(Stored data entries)
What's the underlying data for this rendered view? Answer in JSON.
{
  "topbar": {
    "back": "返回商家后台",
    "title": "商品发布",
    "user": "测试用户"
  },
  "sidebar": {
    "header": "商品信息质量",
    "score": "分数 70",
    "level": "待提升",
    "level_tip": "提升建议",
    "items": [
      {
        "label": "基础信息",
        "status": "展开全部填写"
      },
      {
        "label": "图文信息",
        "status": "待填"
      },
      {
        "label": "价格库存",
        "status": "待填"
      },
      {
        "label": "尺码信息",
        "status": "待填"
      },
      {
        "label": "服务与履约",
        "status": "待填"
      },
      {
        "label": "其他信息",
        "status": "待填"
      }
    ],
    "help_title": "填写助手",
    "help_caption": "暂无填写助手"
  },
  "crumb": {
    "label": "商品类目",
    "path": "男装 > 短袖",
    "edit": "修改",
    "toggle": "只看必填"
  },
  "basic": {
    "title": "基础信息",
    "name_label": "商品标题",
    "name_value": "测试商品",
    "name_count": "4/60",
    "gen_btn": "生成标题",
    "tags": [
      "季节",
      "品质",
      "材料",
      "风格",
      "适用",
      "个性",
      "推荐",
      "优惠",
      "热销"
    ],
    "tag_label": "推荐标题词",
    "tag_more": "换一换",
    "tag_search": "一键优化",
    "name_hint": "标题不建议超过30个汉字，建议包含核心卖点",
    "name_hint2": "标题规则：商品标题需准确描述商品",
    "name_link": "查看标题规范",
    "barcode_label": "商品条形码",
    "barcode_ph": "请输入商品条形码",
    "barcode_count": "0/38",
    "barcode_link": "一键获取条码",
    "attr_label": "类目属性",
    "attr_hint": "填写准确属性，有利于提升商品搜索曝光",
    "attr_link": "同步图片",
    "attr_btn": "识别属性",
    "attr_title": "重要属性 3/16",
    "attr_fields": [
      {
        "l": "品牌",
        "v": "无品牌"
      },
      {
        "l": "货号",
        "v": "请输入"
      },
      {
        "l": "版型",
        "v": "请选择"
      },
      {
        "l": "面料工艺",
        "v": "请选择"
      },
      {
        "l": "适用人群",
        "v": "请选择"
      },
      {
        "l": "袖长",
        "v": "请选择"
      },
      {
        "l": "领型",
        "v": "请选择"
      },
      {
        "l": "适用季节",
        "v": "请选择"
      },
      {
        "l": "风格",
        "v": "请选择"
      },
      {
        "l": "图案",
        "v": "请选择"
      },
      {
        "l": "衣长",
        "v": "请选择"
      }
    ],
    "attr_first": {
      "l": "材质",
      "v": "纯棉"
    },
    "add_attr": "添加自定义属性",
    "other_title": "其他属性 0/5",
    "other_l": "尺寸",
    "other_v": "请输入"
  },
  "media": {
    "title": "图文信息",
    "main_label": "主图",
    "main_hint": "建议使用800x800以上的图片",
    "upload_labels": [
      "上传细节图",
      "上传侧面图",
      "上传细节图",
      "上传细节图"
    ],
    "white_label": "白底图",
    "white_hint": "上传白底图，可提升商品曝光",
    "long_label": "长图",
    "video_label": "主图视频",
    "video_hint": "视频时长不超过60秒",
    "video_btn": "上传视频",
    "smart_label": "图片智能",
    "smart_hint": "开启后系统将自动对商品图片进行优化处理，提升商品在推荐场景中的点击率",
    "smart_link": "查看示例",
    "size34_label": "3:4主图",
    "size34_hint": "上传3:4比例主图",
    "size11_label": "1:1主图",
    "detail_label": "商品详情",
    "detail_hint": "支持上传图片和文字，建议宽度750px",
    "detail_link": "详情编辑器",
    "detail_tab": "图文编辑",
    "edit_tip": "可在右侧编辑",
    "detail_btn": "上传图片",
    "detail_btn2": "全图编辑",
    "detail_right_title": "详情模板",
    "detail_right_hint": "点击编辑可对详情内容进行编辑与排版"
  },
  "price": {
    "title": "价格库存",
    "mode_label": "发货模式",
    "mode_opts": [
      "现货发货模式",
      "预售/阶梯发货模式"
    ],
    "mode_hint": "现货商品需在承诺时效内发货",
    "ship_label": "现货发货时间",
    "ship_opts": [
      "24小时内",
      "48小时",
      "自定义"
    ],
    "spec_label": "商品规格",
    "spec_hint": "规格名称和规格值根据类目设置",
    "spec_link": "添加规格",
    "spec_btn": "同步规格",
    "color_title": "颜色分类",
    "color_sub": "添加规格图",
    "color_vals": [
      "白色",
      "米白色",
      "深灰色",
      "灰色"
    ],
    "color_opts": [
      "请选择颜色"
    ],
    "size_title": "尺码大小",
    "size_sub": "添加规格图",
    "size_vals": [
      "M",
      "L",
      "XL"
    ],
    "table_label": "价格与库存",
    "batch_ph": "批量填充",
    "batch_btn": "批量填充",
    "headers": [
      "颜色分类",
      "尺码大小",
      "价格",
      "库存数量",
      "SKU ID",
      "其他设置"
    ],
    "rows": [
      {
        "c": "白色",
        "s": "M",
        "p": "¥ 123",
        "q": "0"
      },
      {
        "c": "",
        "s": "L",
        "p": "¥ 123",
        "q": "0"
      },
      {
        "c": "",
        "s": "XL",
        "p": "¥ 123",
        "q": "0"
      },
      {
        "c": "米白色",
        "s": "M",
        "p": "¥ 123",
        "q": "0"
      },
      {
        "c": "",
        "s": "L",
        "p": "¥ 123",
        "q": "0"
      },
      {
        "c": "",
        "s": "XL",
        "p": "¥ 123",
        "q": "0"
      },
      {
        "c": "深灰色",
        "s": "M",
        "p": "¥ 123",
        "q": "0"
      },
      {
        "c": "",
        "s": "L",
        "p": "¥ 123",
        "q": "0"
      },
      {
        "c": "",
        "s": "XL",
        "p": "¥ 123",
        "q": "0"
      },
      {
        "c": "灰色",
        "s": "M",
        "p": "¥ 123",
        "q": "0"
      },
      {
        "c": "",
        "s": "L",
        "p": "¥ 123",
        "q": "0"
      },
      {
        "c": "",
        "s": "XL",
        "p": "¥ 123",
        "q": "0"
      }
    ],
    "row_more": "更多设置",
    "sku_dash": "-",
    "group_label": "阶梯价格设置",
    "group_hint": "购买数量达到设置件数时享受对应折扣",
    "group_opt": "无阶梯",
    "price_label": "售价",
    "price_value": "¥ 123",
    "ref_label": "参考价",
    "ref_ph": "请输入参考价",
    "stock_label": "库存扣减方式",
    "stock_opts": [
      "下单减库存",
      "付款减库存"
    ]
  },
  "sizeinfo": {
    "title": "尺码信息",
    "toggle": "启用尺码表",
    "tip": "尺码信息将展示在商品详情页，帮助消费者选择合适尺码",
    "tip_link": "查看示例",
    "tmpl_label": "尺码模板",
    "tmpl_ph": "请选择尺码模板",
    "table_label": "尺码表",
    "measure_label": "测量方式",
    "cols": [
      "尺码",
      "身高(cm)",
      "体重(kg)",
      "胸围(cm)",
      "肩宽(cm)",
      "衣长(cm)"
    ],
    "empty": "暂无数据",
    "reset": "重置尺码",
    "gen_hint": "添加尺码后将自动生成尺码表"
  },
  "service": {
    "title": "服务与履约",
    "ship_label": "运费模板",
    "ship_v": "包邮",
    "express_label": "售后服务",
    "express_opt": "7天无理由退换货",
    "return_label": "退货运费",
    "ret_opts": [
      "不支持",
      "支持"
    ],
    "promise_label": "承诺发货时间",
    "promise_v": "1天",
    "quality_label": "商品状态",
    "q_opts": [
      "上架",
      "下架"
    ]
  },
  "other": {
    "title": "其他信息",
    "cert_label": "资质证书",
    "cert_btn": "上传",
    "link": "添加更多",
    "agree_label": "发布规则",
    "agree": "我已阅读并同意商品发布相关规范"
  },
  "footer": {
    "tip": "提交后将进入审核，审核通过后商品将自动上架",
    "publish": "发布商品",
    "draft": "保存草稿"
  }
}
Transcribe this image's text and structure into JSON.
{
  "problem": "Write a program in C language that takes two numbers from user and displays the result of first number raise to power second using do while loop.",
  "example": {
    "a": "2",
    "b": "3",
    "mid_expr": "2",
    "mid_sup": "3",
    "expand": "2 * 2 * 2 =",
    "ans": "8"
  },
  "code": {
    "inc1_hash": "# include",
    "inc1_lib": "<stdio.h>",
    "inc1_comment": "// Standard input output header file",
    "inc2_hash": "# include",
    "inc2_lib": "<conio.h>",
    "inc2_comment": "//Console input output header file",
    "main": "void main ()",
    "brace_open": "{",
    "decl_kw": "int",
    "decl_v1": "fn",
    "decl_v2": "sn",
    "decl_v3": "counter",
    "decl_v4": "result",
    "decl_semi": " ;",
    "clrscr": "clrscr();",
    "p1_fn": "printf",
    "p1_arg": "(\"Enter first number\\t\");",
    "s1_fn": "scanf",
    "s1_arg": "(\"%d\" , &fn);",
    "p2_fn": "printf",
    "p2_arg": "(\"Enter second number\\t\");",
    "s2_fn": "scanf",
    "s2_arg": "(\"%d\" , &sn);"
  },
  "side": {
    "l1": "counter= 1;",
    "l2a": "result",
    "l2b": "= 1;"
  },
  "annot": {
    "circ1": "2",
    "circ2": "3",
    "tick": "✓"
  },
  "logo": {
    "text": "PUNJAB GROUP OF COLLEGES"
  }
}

=== Directions for this task ===
Output the line holding "Transcribe this image's", then every later line through the end of the records above, exactly as given and nothing else.

=== Solved problem ===
Transcribe this image's text and structure into JSON.
{
  "problem": "Write a program in C language that takes two numbers from user and displays the result of first number raise to power second using do while loop.",
  "example": {
    "a": "2",
    "b": "3",
    "mid_expr": "2",
    "mid_sup": "3",
    "expand": "2 * 2 * 2 =",
    "ans": "8"
  },
  "code": {
    "inc1_hash": "# include",
    "inc1_lib": "<stdio.h>",
    "inc1_comment": "// Standard input output header file",
    "inc2_hash": "# include",
    "inc2_lib": "<conio.h>",
    "inc2_comment": "//Console input output header file",
    "main": "void main ()",
    "brace_open": "{",
    "decl_kw": "int",
    "decl_v1": "fn",
    "decl_v2": "sn",
    "decl_v3": "counter",
    "decl_v4": "result",
    "decl_semi": " ;",
    "clrscr": "clrscr();",
    "p1_fn": "printf",
    "p1_arg": "(\"Enter first number\\t\");",
    "s1_fn": "scanf",
    "s1_arg": "(\"%d\" , &fn);",
    "p2_fn": "printf",
    "p2_arg": "(\"Enter second number\\t\");",
    "s2_fn": "scanf",
    "s2_arg": "(\"%d\" , &sn);"
  },
  "side": {
    "l1": "counter= 1;",
    "l2a": "result",
    "l2b": "= 1;"
  },
  "annot": {
    "circ1": "2",
    "circ2": "3",
    "tick": "✓"
  },
  "logo": {
    "text": "PUNJAB GROUP OF COLLEGES"
  }
}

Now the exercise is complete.